» Exercise task
Count up the lines in the following listing that hold the word "this", then give only that count.

## begin Supplied records

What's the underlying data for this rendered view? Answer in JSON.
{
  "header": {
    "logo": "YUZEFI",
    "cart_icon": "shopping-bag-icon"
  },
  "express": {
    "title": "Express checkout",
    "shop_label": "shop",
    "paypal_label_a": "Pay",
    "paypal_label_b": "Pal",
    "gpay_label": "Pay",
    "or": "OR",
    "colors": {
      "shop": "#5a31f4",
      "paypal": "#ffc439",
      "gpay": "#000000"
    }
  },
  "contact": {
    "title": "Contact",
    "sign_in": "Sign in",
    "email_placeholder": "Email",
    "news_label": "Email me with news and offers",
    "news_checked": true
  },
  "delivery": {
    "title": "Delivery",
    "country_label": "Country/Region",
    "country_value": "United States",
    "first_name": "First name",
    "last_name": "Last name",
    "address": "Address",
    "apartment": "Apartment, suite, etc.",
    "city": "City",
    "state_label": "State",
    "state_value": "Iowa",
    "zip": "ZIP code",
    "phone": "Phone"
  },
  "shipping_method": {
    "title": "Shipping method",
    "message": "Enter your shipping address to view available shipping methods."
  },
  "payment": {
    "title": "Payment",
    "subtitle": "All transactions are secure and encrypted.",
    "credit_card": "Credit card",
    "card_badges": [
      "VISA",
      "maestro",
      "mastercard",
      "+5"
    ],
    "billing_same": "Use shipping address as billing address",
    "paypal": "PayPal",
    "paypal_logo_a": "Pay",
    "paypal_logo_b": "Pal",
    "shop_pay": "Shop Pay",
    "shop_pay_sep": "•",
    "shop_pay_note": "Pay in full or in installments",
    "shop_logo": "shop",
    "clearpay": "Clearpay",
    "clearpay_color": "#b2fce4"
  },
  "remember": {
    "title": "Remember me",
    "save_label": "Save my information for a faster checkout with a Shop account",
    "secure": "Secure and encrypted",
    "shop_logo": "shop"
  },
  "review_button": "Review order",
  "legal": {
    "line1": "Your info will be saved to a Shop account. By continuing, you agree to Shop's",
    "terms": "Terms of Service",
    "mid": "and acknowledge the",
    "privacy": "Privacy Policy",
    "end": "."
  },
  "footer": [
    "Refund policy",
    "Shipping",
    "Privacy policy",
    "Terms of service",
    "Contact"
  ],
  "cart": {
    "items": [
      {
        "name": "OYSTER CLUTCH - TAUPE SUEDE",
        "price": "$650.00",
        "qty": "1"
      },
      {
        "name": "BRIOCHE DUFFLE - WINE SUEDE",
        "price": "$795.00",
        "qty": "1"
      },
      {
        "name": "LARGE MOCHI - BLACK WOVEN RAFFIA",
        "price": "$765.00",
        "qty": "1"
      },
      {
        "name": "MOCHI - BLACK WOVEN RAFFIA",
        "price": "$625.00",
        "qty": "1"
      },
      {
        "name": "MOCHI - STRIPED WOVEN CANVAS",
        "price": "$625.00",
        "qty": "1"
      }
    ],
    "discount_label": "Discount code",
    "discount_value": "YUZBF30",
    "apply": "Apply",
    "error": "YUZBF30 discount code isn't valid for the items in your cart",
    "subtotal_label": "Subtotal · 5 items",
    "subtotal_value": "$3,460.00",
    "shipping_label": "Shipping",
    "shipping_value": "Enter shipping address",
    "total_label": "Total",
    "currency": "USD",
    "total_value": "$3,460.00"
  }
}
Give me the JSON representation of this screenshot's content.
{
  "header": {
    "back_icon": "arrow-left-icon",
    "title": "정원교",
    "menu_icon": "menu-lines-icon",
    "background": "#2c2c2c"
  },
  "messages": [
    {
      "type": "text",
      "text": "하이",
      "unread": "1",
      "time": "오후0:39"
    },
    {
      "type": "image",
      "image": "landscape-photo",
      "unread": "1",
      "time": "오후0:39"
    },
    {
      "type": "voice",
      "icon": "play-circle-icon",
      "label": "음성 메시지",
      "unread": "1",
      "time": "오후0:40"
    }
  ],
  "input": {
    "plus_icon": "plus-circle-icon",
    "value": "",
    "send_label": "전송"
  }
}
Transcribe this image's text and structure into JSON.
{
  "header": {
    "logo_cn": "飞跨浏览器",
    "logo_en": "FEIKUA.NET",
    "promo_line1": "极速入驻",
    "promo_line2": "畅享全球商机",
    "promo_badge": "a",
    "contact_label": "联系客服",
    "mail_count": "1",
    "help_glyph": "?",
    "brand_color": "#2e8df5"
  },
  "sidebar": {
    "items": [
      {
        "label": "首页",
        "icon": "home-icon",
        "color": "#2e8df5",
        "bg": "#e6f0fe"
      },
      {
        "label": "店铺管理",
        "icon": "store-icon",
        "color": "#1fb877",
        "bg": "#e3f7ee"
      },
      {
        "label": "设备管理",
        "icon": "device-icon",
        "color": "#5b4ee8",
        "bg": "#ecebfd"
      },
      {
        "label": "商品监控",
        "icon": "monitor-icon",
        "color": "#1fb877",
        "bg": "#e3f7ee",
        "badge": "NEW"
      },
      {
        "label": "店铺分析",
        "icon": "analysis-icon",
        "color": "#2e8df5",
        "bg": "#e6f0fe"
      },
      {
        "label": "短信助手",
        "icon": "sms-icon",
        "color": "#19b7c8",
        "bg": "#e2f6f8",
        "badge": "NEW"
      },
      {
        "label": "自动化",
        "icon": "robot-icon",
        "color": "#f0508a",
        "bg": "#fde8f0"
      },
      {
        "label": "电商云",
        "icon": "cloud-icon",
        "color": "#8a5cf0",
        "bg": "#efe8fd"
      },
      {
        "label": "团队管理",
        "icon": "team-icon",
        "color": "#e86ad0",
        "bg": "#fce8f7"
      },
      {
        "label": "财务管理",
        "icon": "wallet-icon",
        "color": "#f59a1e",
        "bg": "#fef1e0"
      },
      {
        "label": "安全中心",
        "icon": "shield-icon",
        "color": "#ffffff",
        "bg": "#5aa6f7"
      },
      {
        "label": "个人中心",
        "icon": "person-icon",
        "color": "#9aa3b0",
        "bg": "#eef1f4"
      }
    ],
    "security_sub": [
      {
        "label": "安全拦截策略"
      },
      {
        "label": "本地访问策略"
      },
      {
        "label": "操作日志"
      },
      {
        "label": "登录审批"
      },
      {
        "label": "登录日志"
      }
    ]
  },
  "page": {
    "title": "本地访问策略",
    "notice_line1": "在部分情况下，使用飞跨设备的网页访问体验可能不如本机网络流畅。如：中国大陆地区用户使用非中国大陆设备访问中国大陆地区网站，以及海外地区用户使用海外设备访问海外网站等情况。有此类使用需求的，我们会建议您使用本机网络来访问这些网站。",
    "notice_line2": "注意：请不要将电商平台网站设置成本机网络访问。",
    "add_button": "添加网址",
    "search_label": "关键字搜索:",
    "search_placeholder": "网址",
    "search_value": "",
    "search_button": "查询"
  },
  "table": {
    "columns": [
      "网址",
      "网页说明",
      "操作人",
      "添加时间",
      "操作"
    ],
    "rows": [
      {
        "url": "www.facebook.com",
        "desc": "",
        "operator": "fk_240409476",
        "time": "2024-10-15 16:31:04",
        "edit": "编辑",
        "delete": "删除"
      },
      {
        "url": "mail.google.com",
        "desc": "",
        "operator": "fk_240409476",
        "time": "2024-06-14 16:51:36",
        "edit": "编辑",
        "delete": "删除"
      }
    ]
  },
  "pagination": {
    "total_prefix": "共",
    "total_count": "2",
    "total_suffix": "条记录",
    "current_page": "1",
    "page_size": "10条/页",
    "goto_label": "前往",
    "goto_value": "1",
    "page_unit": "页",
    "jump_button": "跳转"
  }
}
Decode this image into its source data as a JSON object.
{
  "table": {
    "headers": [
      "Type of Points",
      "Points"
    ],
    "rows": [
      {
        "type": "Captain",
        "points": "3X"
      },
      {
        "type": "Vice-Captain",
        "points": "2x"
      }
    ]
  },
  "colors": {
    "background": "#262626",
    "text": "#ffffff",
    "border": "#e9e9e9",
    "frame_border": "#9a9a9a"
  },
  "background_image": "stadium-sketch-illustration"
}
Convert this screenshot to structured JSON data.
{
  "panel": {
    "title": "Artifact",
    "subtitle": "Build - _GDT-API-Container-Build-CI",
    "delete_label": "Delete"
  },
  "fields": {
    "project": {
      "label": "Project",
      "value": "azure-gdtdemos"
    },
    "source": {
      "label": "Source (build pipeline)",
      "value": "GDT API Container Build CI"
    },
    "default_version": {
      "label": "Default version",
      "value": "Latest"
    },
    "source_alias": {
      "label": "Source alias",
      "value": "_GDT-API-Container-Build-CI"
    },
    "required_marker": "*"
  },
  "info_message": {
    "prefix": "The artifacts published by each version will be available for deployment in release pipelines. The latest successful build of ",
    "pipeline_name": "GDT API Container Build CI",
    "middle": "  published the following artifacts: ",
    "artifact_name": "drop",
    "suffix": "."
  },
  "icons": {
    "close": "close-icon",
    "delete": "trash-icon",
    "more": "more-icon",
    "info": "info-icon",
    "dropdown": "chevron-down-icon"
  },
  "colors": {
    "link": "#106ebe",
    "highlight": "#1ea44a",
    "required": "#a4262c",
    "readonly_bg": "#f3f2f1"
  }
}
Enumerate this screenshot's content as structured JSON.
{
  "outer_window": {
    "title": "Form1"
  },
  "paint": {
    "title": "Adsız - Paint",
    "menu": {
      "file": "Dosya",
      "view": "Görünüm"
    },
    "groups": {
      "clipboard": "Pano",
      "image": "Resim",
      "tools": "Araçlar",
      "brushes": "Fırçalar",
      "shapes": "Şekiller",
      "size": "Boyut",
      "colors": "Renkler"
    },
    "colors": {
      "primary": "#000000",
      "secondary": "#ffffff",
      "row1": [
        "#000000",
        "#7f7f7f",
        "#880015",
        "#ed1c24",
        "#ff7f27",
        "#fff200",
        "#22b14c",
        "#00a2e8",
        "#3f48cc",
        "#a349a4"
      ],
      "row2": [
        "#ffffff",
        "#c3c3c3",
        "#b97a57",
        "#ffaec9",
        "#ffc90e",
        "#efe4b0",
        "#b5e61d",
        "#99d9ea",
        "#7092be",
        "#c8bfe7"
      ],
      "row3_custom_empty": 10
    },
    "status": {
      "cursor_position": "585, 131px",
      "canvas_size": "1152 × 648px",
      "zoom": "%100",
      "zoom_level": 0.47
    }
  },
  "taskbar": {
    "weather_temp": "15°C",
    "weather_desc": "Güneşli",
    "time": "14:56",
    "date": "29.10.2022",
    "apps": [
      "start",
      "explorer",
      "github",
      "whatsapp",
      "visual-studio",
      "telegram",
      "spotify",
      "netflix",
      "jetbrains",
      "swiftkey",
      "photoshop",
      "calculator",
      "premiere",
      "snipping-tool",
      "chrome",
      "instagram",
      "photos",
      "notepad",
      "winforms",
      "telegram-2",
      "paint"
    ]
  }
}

## end Supplied records

» Task answer
6